■ What to do ■
Which lines hold the word "мастике"? Copy each of them from the material.

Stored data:
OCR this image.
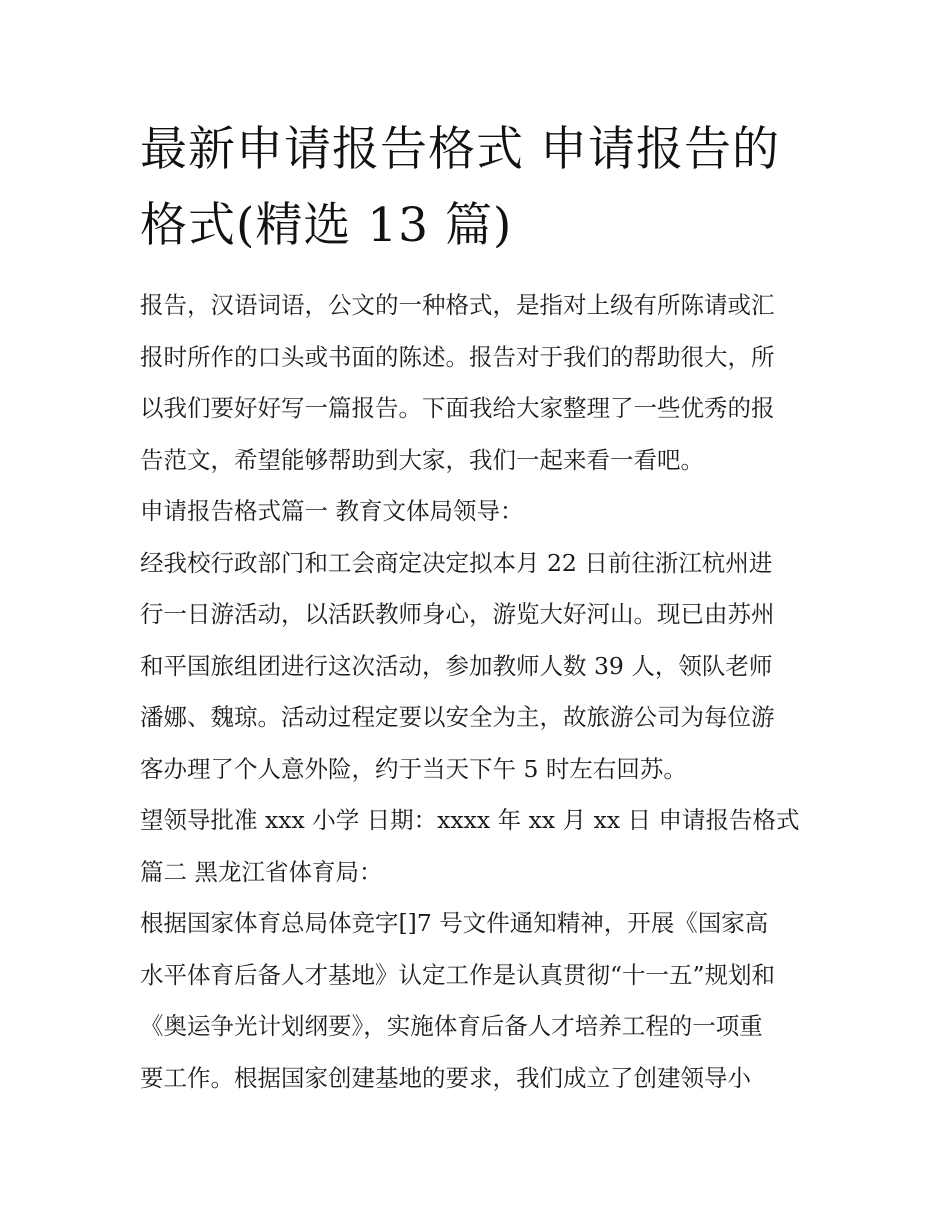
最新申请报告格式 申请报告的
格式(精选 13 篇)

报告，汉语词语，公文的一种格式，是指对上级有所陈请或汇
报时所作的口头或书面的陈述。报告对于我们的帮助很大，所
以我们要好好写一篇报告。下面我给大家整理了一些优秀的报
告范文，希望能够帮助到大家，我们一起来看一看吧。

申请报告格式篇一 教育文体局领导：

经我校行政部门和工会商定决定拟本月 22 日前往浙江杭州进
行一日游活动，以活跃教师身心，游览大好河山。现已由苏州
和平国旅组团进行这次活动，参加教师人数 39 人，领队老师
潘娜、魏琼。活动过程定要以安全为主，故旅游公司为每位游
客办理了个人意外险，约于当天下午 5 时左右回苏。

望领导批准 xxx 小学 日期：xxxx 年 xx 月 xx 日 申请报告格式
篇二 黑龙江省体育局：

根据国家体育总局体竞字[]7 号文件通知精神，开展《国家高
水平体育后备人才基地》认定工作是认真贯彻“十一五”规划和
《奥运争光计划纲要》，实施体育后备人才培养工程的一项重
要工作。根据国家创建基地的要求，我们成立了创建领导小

---

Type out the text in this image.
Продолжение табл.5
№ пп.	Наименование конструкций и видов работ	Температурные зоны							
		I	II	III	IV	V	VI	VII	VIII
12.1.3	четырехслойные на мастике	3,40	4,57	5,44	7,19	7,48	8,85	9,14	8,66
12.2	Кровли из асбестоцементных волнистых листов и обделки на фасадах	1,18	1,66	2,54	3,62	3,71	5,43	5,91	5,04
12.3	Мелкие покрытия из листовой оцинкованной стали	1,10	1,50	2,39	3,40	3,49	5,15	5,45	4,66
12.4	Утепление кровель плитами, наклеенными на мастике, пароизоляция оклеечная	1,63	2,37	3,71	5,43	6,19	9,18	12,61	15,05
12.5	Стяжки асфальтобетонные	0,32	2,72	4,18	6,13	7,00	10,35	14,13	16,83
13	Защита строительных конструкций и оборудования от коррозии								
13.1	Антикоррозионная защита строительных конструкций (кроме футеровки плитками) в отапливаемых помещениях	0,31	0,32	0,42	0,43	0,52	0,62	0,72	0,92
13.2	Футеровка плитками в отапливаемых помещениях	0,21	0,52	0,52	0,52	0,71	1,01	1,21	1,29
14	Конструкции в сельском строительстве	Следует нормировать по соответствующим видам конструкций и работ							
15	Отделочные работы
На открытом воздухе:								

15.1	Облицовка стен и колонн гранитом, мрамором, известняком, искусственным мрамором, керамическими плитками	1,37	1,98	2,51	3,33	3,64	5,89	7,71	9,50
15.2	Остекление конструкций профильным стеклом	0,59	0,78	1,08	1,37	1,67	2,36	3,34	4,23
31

* * *

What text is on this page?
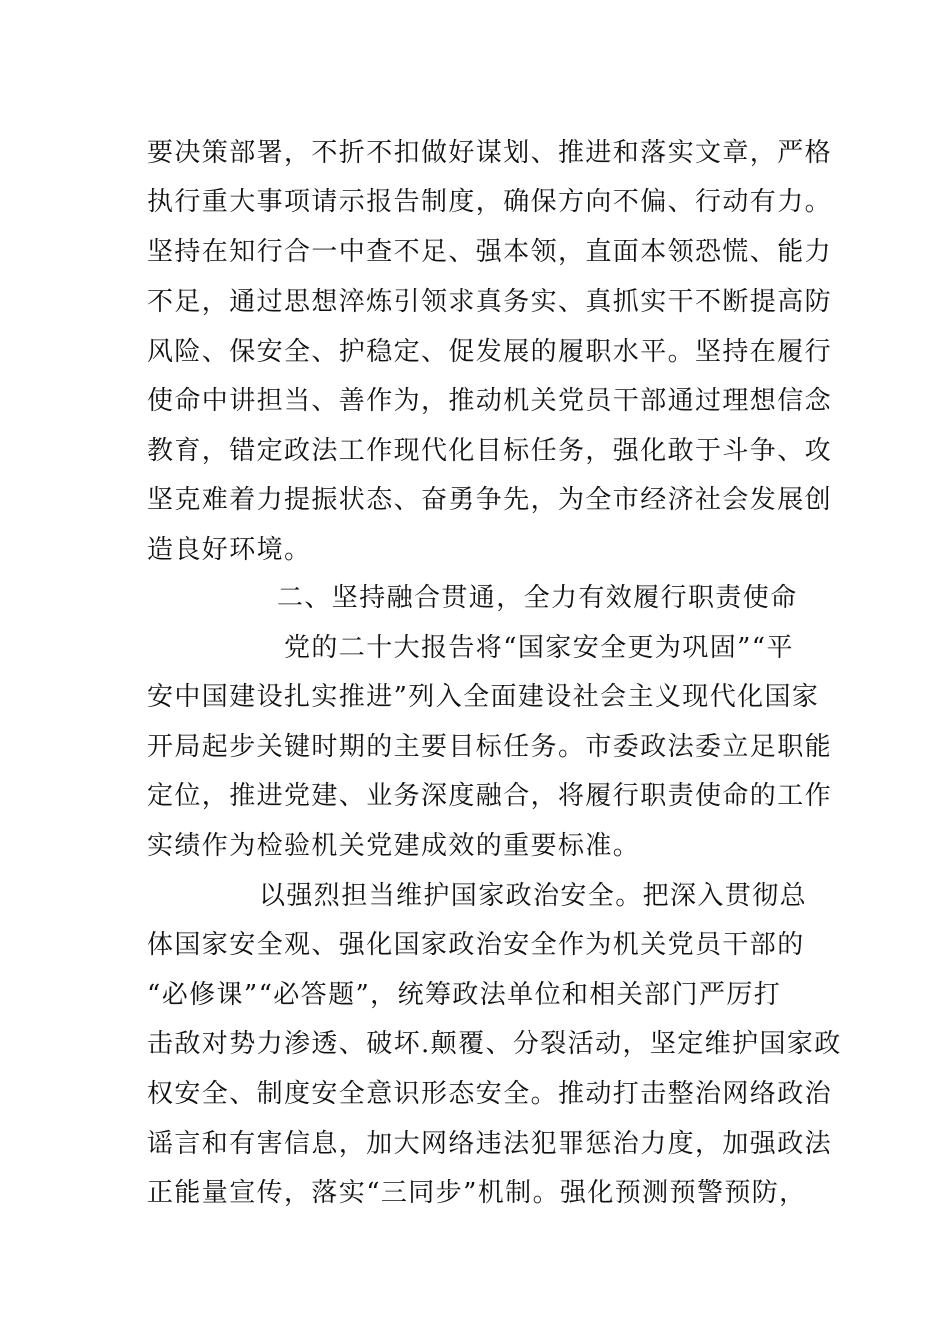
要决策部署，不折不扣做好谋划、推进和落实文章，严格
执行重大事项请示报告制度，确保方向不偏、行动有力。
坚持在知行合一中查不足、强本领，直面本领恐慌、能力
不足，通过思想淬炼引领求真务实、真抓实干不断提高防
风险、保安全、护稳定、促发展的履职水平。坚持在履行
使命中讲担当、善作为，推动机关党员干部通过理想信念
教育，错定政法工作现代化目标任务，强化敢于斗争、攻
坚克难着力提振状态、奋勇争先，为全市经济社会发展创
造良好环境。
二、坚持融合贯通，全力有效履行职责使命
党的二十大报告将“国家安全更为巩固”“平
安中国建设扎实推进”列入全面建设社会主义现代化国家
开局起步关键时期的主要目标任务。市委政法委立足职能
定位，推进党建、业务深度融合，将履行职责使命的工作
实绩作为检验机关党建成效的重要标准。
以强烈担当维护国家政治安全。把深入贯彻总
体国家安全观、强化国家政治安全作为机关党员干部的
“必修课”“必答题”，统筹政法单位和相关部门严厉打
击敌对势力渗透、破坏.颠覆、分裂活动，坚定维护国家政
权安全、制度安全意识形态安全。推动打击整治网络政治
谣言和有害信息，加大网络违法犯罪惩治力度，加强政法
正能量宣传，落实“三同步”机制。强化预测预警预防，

■ Correct response ■
12.1.3	четырехслойные на мастике	3,40	4,57	5,44	7,19	7,48	8,85	9,14	8,66
12.4	Утепление кровель плитами, наклеенными на мастике, пароизоляция оклеечная	1,63	2,37	3,71	5,43	6,19	9,18	12,61	15,05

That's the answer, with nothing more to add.